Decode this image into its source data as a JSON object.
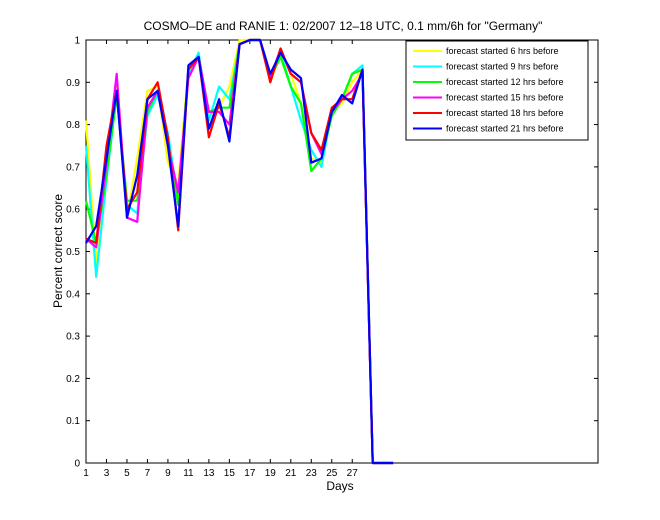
{
  "chart_data": {
    "type": "line",
    "title": "COSMO–DE and RANIE 1: 02/2007 12–18 UTC, 0.1 mm/6h for \"Germany\"",
    "xlabel": "Days",
    "ylabel": "Percent correct score",
    "xlim": [
      1,
      51
    ],
    "ylim": [
      0,
      1
    ],
    "xticks": [
      1,
      3,
      5,
      7,
      9,
      11,
      13,
      15,
      17,
      19,
      21,
      23,
      25,
      27
    ],
    "yticks": [
      0,
      0.1,
      0.2,
      0.3,
      0.4,
      0.5,
      0.6,
      0.7,
      0.8,
      0.9,
      1
    ],
    "ytick_labels": [
      "0",
      "0.1",
      "0.2",
      "0.3",
      "0.4",
      "0.5",
      "0.6",
      "0.7",
      "0.8",
      "0.9",
      "1"
    ],
    "legend_position": "top-right",
    "x": [
      1,
      2,
      3,
      4,
      5,
      6,
      7,
      8,
      9,
      10,
      11,
      12,
      13,
      14,
      15,
      16,
      17,
      18,
      19,
      20,
      21,
      22,
      23,
      24,
      25,
      26,
      27,
      28,
      29,
      30,
      31
    ],
    "series": [
      {
        "name": "forecast started 6 hrs before",
        "color": "#ffff00",
        "values": [
          0.81,
          0.47,
          0.73,
          0.9,
          0.58,
          0.72,
          0.88,
          0.89,
          0.71,
          0.66,
          0.93,
          0.96,
          0.82,
          0.84,
          0.89,
          1.0,
          1.0,
          1.0,
          0.9,
          0.97,
          0.92,
          0.85,
          0.72,
          0.71,
          0.83,
          0.85,
          0.9,
          0.93,
          0,
          0,
          0
        ]
      },
      {
        "name": "forecast started 9 hrs before",
        "color": "#00ffff",
        "values": [
          0.75,
          0.44,
          0.67,
          0.87,
          0.61,
          0.59,
          0.82,
          0.87,
          0.78,
          0.62,
          0.92,
          0.97,
          0.81,
          0.89,
          0.86,
          0.99,
          1.0,
          1.0,
          0.91,
          0.97,
          0.89,
          0.81,
          0.74,
          0.7,
          0.83,
          0.86,
          0.92,
          0.94,
          0,
          0,
          0
        ]
      },
      {
        "name": "forecast started 12 hrs before",
        "color": "#00ff00",
        "values": [
          0.62,
          0.52,
          0.68,
          0.87,
          0.62,
          0.62,
          0.83,
          0.88,
          0.76,
          0.61,
          0.93,
          0.96,
          0.83,
          0.84,
          0.84,
          0.99,
          1.0,
          1.0,
          0.91,
          0.96,
          0.89,
          0.85,
          0.69,
          0.72,
          0.82,
          0.86,
          0.92,
          0.93,
          0,
          0,
          0
        ]
      },
      {
        "name": "forecast started 15 hrs before",
        "color": "#ff00ff",
        "values": [
          0.53,
          0.51,
          0.71,
          0.92,
          0.58,
          0.57,
          0.84,
          0.88,
          0.75,
          0.64,
          0.91,
          0.96,
          0.83,
          0.83,
          0.8,
          0.99,
          1.0,
          1.0,
          0.91,
          0.98,
          0.92,
          0.9,
          0.78,
          0.73,
          0.83,
          0.86,
          0.88,
          0.92,
          0,
          0,
          0
        ]
      },
      {
        "name": "forecast started 18 hrs before",
        "color": "#ff0000",
        "values": [
          0.53,
          0.52,
          0.75,
          0.88,
          0.6,
          0.64,
          0.86,
          0.9,
          0.77,
          0.55,
          0.93,
          0.96,
          0.77,
          0.85,
          0.77,
          0.99,
          1.0,
          1.0,
          0.9,
          0.98,
          0.92,
          0.9,
          0.78,
          0.74,
          0.84,
          0.86,
          0.86,
          0.93,
          0,
          0,
          0
        ]
      },
      {
        "name": "forecast started 21 hrs before",
        "color": "#0000ff",
        "values": [
          0.52,
          0.56,
          0.72,
          0.88,
          0.58,
          0.68,
          0.86,
          0.88,
          0.75,
          0.56,
          0.94,
          0.96,
          0.79,
          0.86,
          0.76,
          0.99,
          1.0,
          1.0,
          0.92,
          0.97,
          0.93,
          0.91,
          0.71,
          0.72,
          0.83,
          0.87,
          0.85,
          0.93,
          0,
          0,
          0
        ]
      }
    ]
  }
}
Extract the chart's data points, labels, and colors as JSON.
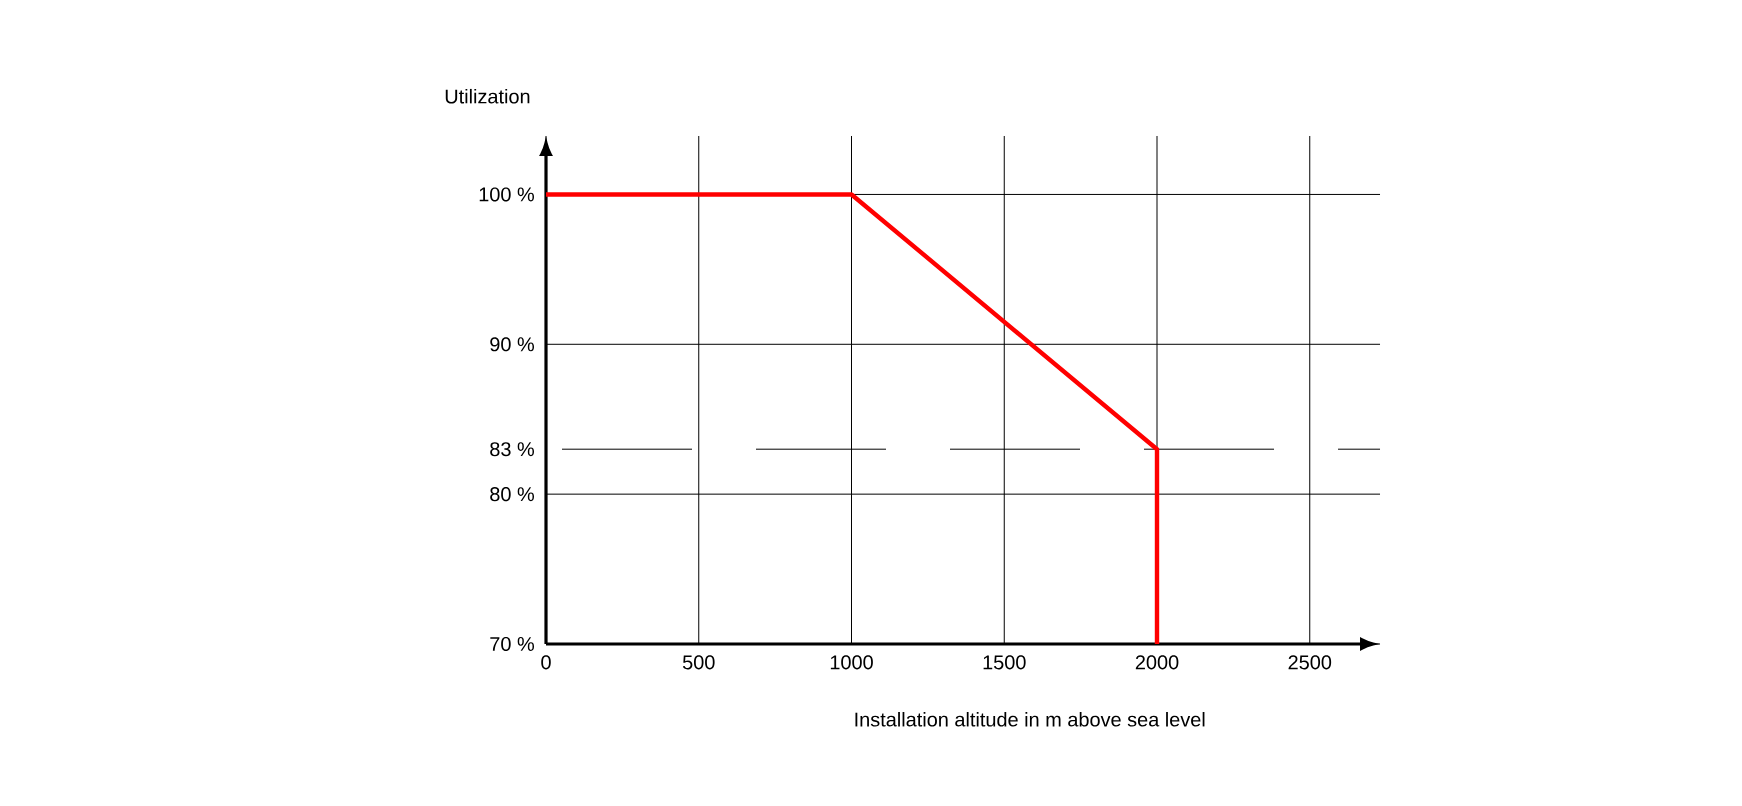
{
  "chart_data": {
    "type": "line",
    "ylabel": "Utilization",
    "xlabel": "Installation altitude in m above sea level",
    "x": [
      0,
      1000,
      2000,
      2000
    ],
    "series": [
      {
        "color": "#ff0000",
        "values": [
          100,
          100,
          83,
          70
        ]
      }
    ],
    "xlim": [
      0,
      2730
    ],
    "ylim": [
      70,
      103.9
    ],
    "xticks": [
      0,
      500,
      1000,
      1500,
      2000,
      2500
    ],
    "yticks": [
      {
        "value": 70,
        "label": "70 %"
      },
      {
        "value": 80,
        "label": "80 %"
      },
      {
        "value": 90,
        "label": "90 %"
      },
      {
        "value": 100,
        "label": "100 %"
      }
    ],
    "ref_lines": [
      {
        "axis": "y",
        "value": 83,
        "label": "83 %",
        "line_style": "dashed"
      }
    ],
    "grid": true,
    "marker": "none",
    "line_style": "solid"
  }
}
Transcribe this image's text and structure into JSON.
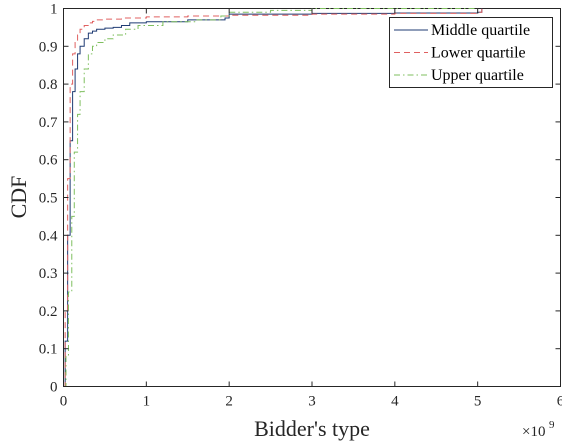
{
  "chart_data": {
    "type": "line",
    "xlabel": "Bidder's type",
    "ylabel": "CDF",
    "x_exponent_label": "×10",
    "x_exponent_power": "9",
    "xlim": [
      0,
      6
    ],
    "ylim": [
      0,
      1
    ],
    "x_ticks": [
      "0",
      "1",
      "2",
      "3",
      "4",
      "5",
      "6"
    ],
    "y_ticks": [
      "0",
      "0.1",
      "0.2",
      "0.3",
      "0.4",
      "0.5",
      "0.6",
      "0.7",
      "0.8",
      "0.9",
      "1"
    ],
    "grid": false,
    "legend_position": "top-right",
    "series": [
      {
        "name": "Middle quartile",
        "color": "#1f3b73",
        "dash": "solid",
        "x": [
          0,
          0.02,
          0.05,
          0.08,
          0.11,
          0.14,
          0.17,
          0.2,
          0.25,
          0.3,
          0.35,
          0.4,
          0.5,
          0.6,
          0.7,
          0.8,
          1.0,
          1.5,
          1.95,
          2.0,
          3.0,
          4.0,
          5.0,
          5.05
        ],
        "y": [
          0,
          0.12,
          0.4,
          0.65,
          0.78,
          0.84,
          0.88,
          0.9,
          0.92,
          0.935,
          0.94,
          0.945,
          0.948,
          0.95,
          0.955,
          0.962,
          0.965,
          0.97,
          0.975,
          0.985,
          0.987,
          0.988,
          0.99,
          1.0
        ]
      },
      {
        "name": "Lower quartile",
        "color": "#e06060",
        "dash": "dashed",
        "x": [
          0,
          0.02,
          0.05,
          0.08,
          0.11,
          0.14,
          0.17,
          0.2,
          0.25,
          0.3,
          0.35,
          0.4,
          0.5,
          0.7,
          1.0,
          1.5,
          2.0,
          3.0,
          4.0,
          5.0,
          5.05
        ],
        "y": [
          0,
          0.2,
          0.55,
          0.8,
          0.88,
          0.91,
          0.93,
          0.945,
          0.955,
          0.962,
          0.966,
          0.97,
          0.972,
          0.975,
          0.978,
          0.98,
          0.982,
          0.985,
          0.987,
          0.99,
          1.0
        ]
      },
      {
        "name": "Upper quartile",
        "color": "#7fbf5f",
        "dash": "dashdot",
        "x": [
          0,
          0.03,
          0.06,
          0.1,
          0.13,
          0.17,
          0.2,
          0.25,
          0.3,
          0.35,
          0.4,
          0.5,
          0.6,
          0.75,
          0.9,
          1.2,
          1.6,
          1.9,
          2.0,
          2.5,
          3.0,
          4.0,
          5.0
        ],
        "y": [
          0,
          0.08,
          0.25,
          0.45,
          0.62,
          0.72,
          0.78,
          0.84,
          0.88,
          0.9,
          0.91,
          0.92,
          0.93,
          0.945,
          0.955,
          0.965,
          0.97,
          0.98,
          0.99,
          0.995,
          1.0,
          1.0,
          1.0
        ]
      }
    ]
  }
}
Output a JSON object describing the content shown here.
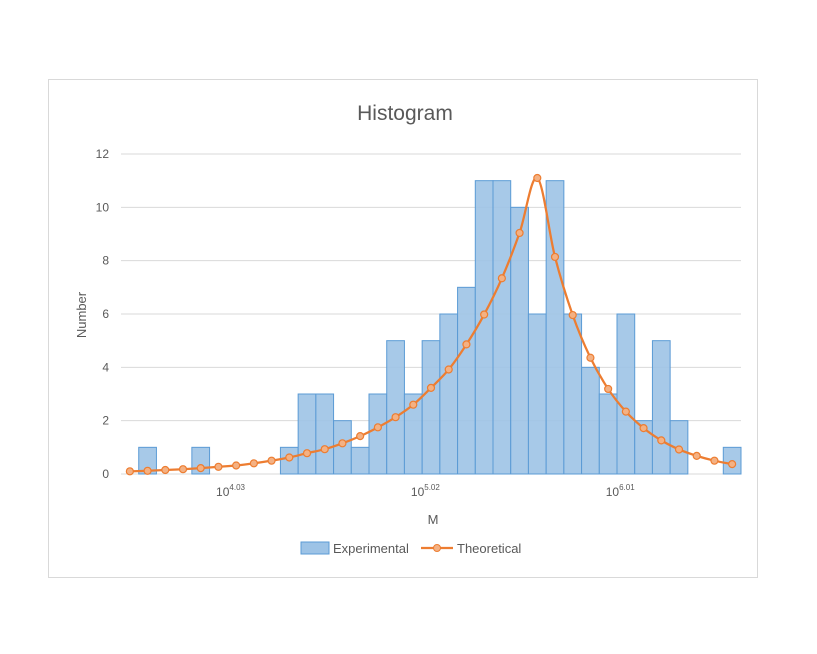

***

Out of the material above, select every line that holds the string "object".

- _REPLY TO THE TASK_:
Decode this image into its source data as a JSON object.
Output a JSON object describing the content shown here.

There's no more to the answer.